__Data shown__.
____________________
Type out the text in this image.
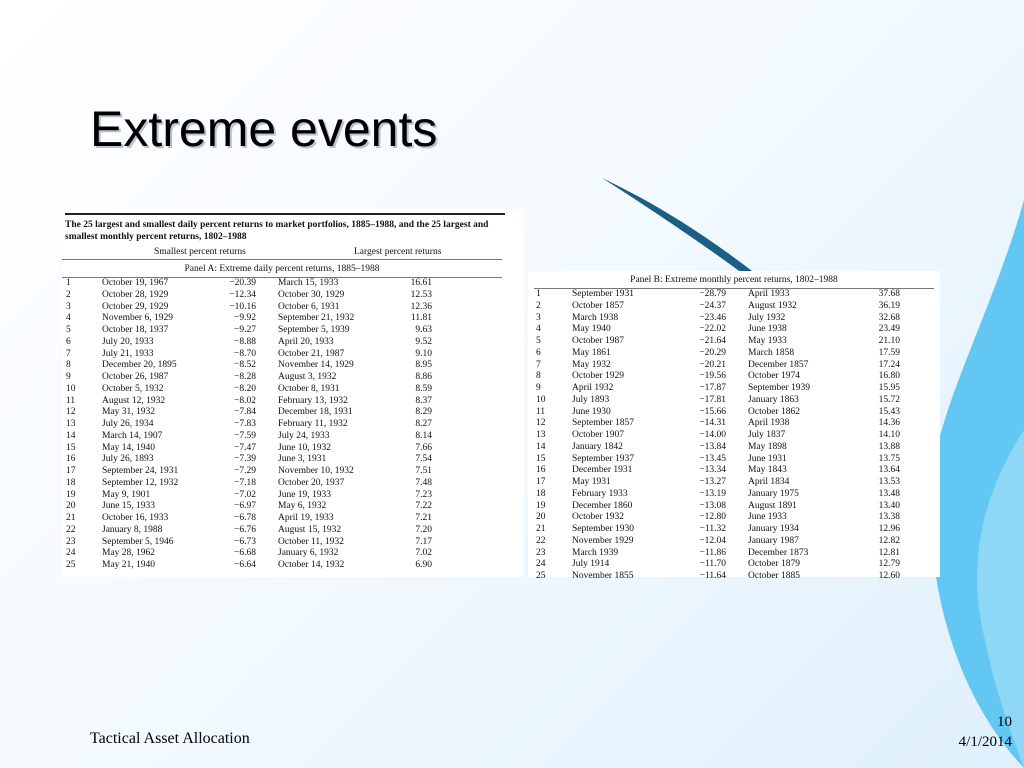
Extreme events
The 25 largest and smallest daily percent returns to market portfolios, 1885–1988, and the 25 largest and smallest monthly percent returns, 1802–1988
Smallest percent returns	Largest percent returns
Panel A: Extreme daily percent returns, 1885–1988
1	October 19, 1967	−20.39	March 15, 1933	16.61
2	October 28, 1929	−12.34	October 30, 1929	12.53
3	October 29, 1929	−10.16	October 6, 1931	12.36
4	November 6, 1929	−9.92	September 21, 1932	11.81
5	October 18, 1937	−9.27	September 5, 1939	9.63
6	July 20, 1933	−8.88	April 20, 1933	9.52
7	July 21, 1933	−8.70	October 21, 1987	9.10
8	December 20, 1895	−8.52	November 14, 1929	8.95
9	October 26, 1987	−8.28	August 3, 1932	8.86
10	October 5, 1932	−8.20	October 8, 1931	8.59
11	August 12, 1932	−8.02	February 13, 1932	8.37
12	May 31, 1932	−7.84	December 18, 1931	8.29
13	July 26, 1934	−7.83	February 11, 1932	8.27
14	March 14, 1907	−7.59	July 24, 1933	8.14
15	May 14, 1940	−7.47	June 10, 1932	7.66
16	July 26, 1893	−7.39	June 3, 1931	7.54
17	September 24, 1931	−7.29	November 10, 1932	7.51
18	September 12, 1932	−7.18	October 20, 1937	7.48
19	May 9, 1901	−7.02	June 19, 1933	7.23
20	June 15, 1933	−6.97	May 6, 1932	7.22
21	October 16, 1933	−6.78	April 19, 1933	7.21
22	January 8, 1988	−6.76	August 15, 1932	7.20
23	September 5, 1946	−6.73	October 11, 1932	7.17
24	May 28, 1962	−6.68	January 6, 1932	7.02
25	May 21, 1940	−6.64	October 14, 1932	6.90
Panel B: Extreme monthly percent returns, 1802–1988
1	September 1931	−28.79	April 1933	37.68
2	October 1857	−24.37	August 1932	36.19
3	March 1938	−23.46	July 1932	32.68
4	May 1940	−22.02	June 1938	23.49
5	October 1987	−21.64	May 1933	21.10
6	May 1861	−20.29	March 1858	17.59
7	May 1932	−20.21	December 1857	17.24
8	October 1929	−19.56	October 1974	16.80
9	April 1932	−17.87	September 1939	15.95
10	July 1893	−17.81	January 1863	15.72
11	June 1930	−15.66	October 1862	15.43
12	September 1857	−14.31	April 1938	14.36
13	October 1907	−14.00	July 1837	14.10
14	January 1842	−13.84	May 1898	13.88
15	September 1937	−13.45	June 1931	13.75
16	December 1931	−13.34	May 1843	13.64
17	May 1931	−13.27	April 1834	13.53
18	February 1933	−13.19	January 1975	13.48
19	December 1860	−13.08	August 1891	13.40
20	October 1932	−12.80	June 1933	13.38
21	September 1930	−11.32	January 1934	12.96
22	November 1929	−12.04	January 1987	12.82
23	March 1939	−11.86	December 1873	12.81
24	July 1914	−11.70	October 1879	12.79
25	November 1855	−11.64	October 1885	12.60
Tactical Asset Allocation
10
4/1/2014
____________________
__The exercise__. Please write out all of the material above without changing a word, and omit any pictures.

__Task output__.
Type out the text in this image.
Extreme events
The 25 largest and smallest daily percent returns to market portfolios, 1885–1988, and the 25 largest and smallest monthly percent returns, 1802–1988
Smallest percent returns	Largest percent returns
Panel A: Extreme daily percent returns, 1885–1988
1	October 19, 1967	−20.39	March 15, 1933	16.61
2	October 28, 1929	−12.34	October 30, 1929	12.53
3	October 29, 1929	−10.16	October 6, 1931	12.36
4	November 6, 1929	−9.92	September 21, 1932	11.81
5	October 18, 1937	−9.27	September 5, 1939	9.63
6	July 20, 1933	−8.88	April 20, 1933	9.52
7	July 21, 1933	−8.70	October 21, 1987	9.10
8	December 20, 1895	−8.52	November 14, 1929	8.95
9	October 26, 1987	−8.28	August 3, 1932	8.86
10	October 5, 1932	−8.20	October 8, 1931	8.59
11	August 12, 1932	−8.02	February 13, 1932	8.37
12	May 31, 1932	−7.84	December 18, 1931	8.29
13	July 26, 1934	−7.83	February 11, 1932	8.27
14	March 14, 1907	−7.59	July 24, 1933	8.14
15	May 14, 1940	−7.47	June 10, 1932	7.66
16	July 26, 1893	−7.39	June 3, 1931	7.54
17	September 24, 1931	−7.29	November 10, 1932	7.51
18	September 12, 1932	−7.18	October 20, 1937	7.48
19	May 9, 1901	−7.02	June 19, 1933	7.23
20	June 15, 1933	−6.97	May 6, 1932	7.22
21	October 16, 1933	−6.78	April 19, 1933	7.21
22	January 8, 1988	−6.76	August 15, 1932	7.20
23	September 5, 1946	−6.73	October 11, 1932	7.17
24	May 28, 1962	−6.68	January 6, 1932	7.02
25	May 21, 1940	−6.64	October 14, 1932	6.90
Panel B: Extreme monthly percent returns, 1802–1988
1	September 1931	−28.79	April 1933	37.68
2	October 1857	−24.37	August 1932	36.19
3	March 1938	−23.46	July 1932	32.68
4	May 1940	−22.02	June 1938	23.49
5	October 1987	−21.64	May 1933	21.10
6	May 1861	−20.29	March 1858	17.59
7	May 1932	−20.21	December 1857	17.24
8	October 1929	−19.56	October 1974	16.80
9	April 1932	−17.87	September 1939	15.95
10	July 1893	−17.81	January 1863	15.72
11	June 1930	−15.66	October 1862	15.43
12	September 1857	−14.31	April 1938	14.36
13	October 1907	−14.00	July 1837	14.10
14	January 1842	−13.84	May 1898	13.88
15	September 1937	−13.45	June 1931	13.75
16	December 1931	−13.34	May 1843	13.64
17	May 1931	−13.27	April 1834	13.53
18	February 1933	−13.19	January 1975	13.48
19	December 1860	−13.08	August 1891	13.40
20	October 1932	−12.80	June 1933	13.38
21	September 1930	−11.32	January 1934	12.96
22	November 1929	−12.04	January 1987	12.82
23	March 1939	−11.86	December 1873	12.81
24	July 1914	−11.70	October 1879	12.79
25	November 1855	−11.64	October 1885	12.60
Tactical Asset Allocation
10
4/1/2014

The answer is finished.